§ STATED TASK: Set down all of the entries word for word, omitting the images they contain.

------------------------------------------------

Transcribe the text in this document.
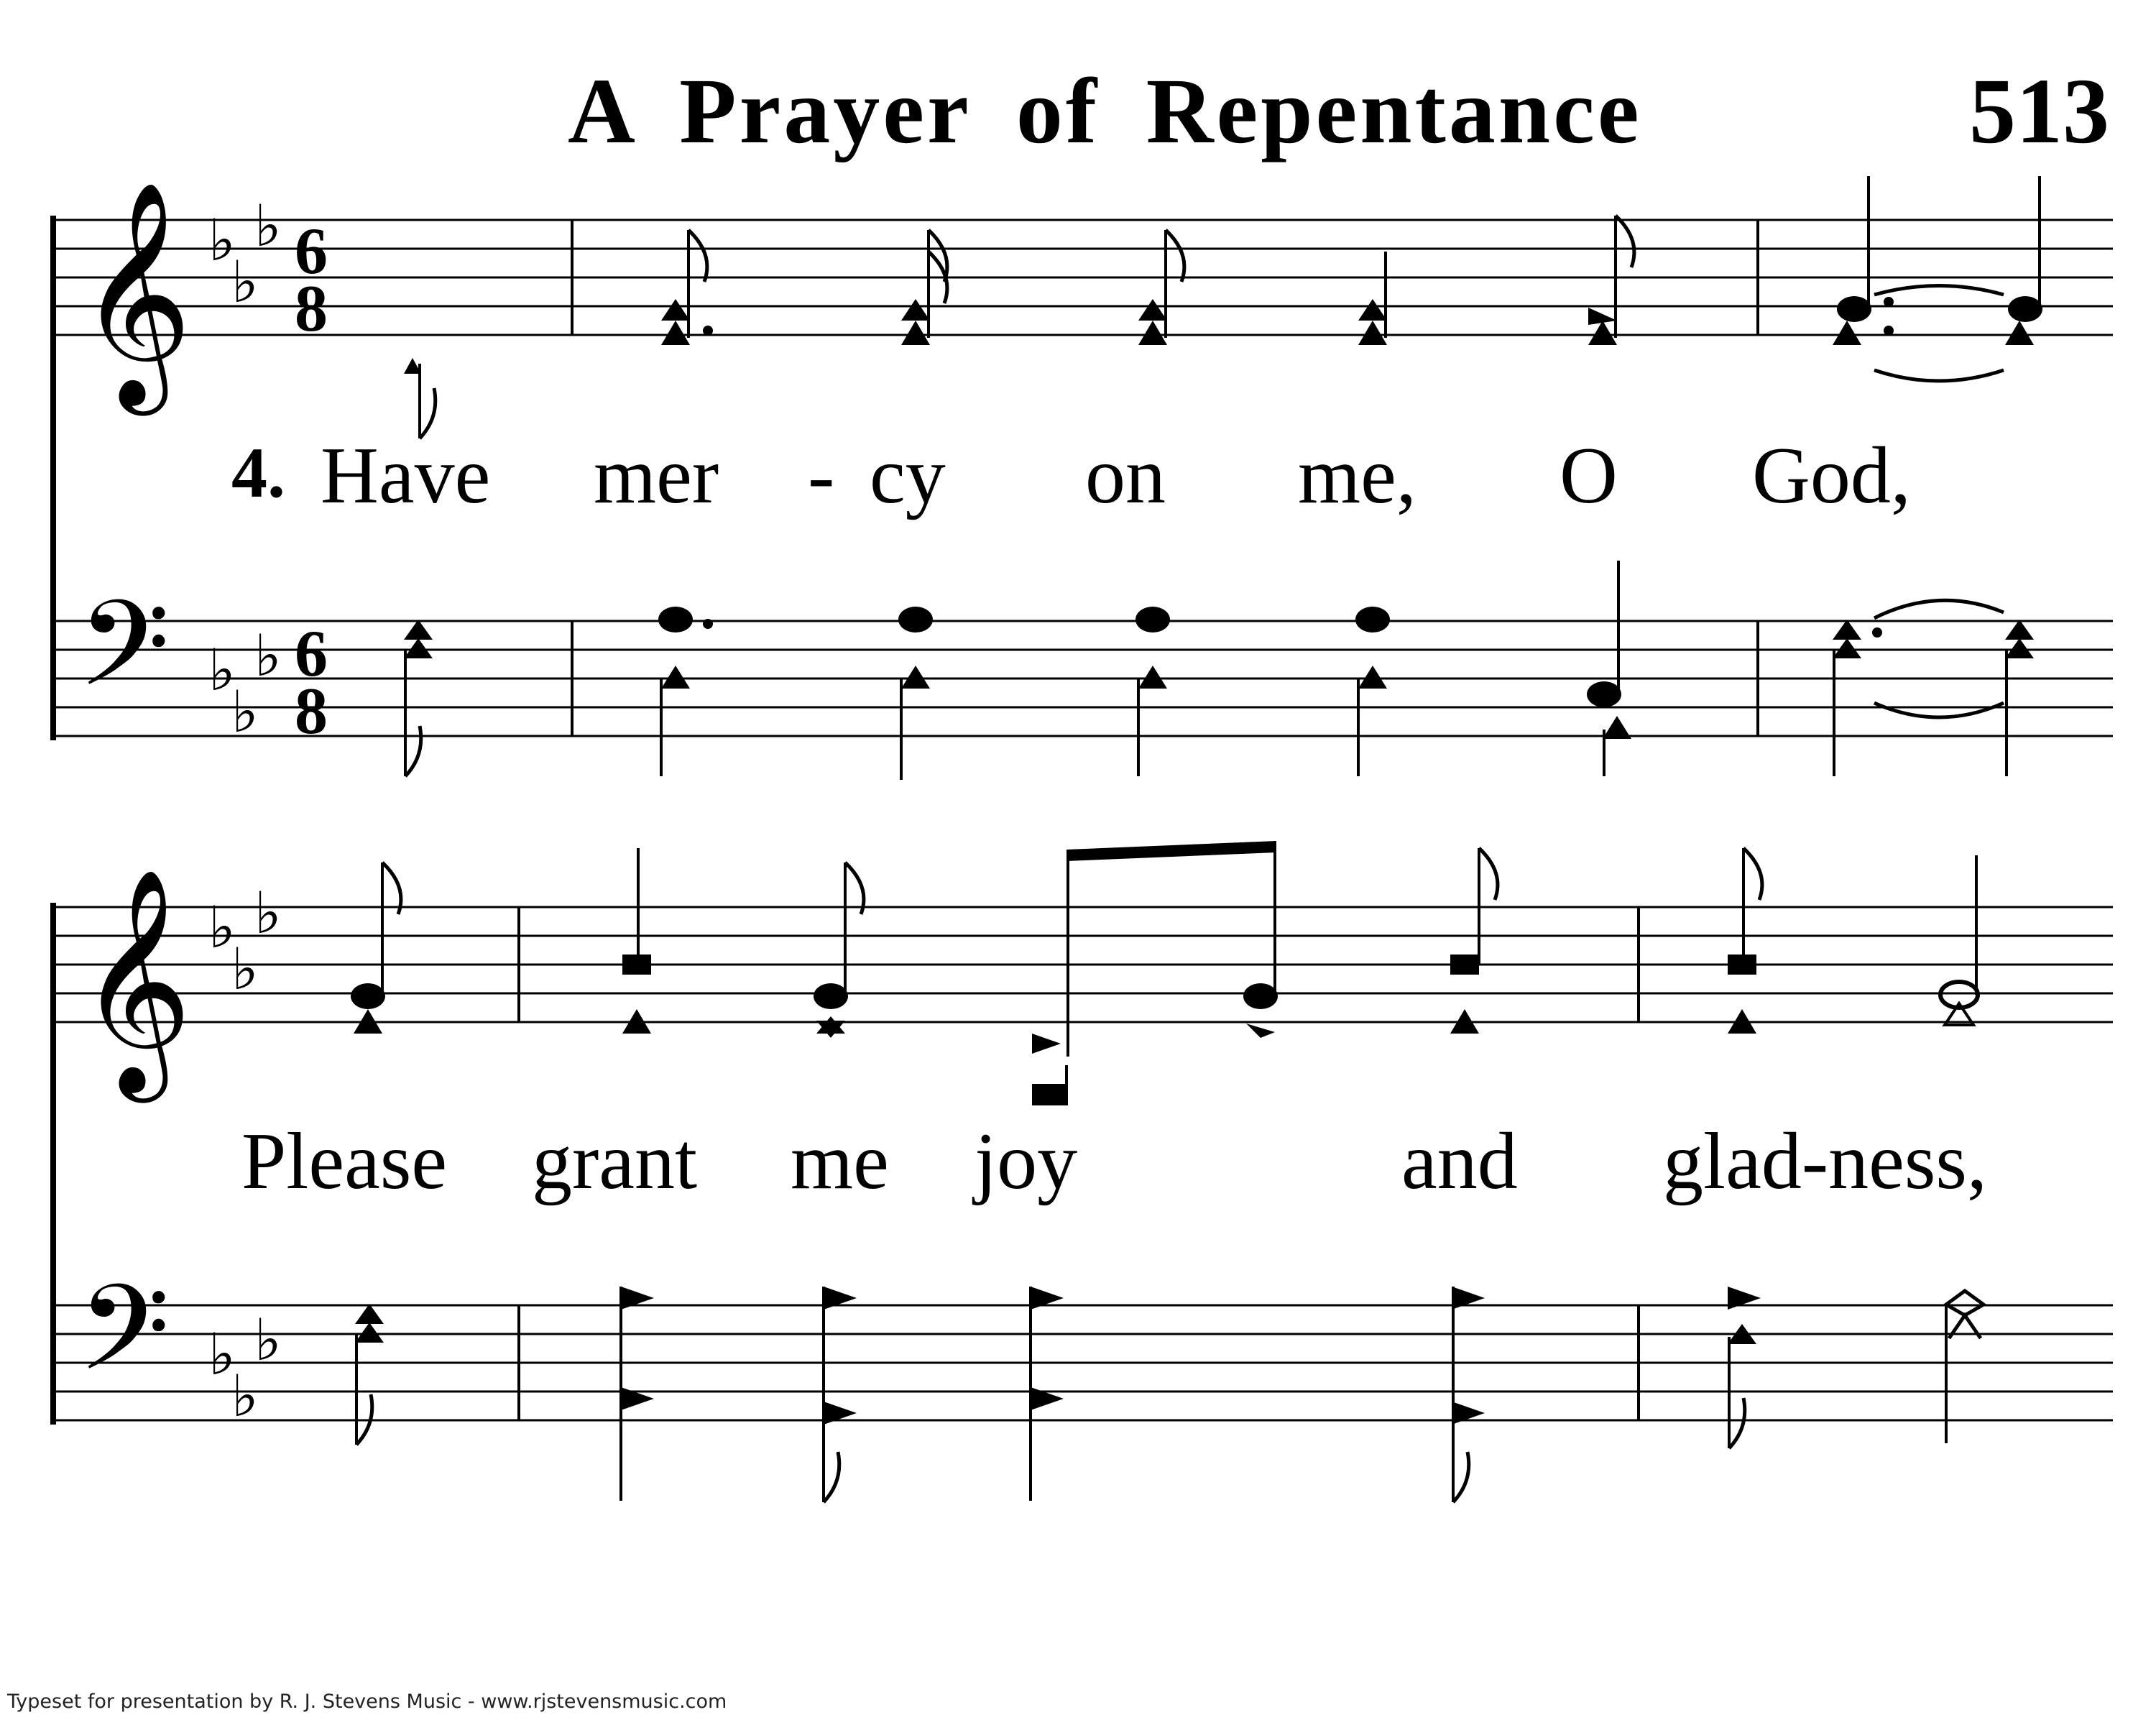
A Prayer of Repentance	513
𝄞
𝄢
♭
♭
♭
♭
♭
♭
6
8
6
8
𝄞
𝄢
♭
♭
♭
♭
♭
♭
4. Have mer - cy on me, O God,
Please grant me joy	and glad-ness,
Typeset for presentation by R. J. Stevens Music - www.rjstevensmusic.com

------------------------------------------------

§ RESULT OF THE EXERCISE:
Transcribe the text in this document.
A Prayer of Repentance	513
𝄞
𝄢
♭
♭
♭
♭
♭
♭
6
8
6
8
𝄞
𝄢
♭
♭
♭
♭
♭
♭
4. Have mer - cy on me, O God,
Please grant me joy	and glad-ness,
Typeset for presentation by R. J. Stevens Music - www.rjstevensmusic.com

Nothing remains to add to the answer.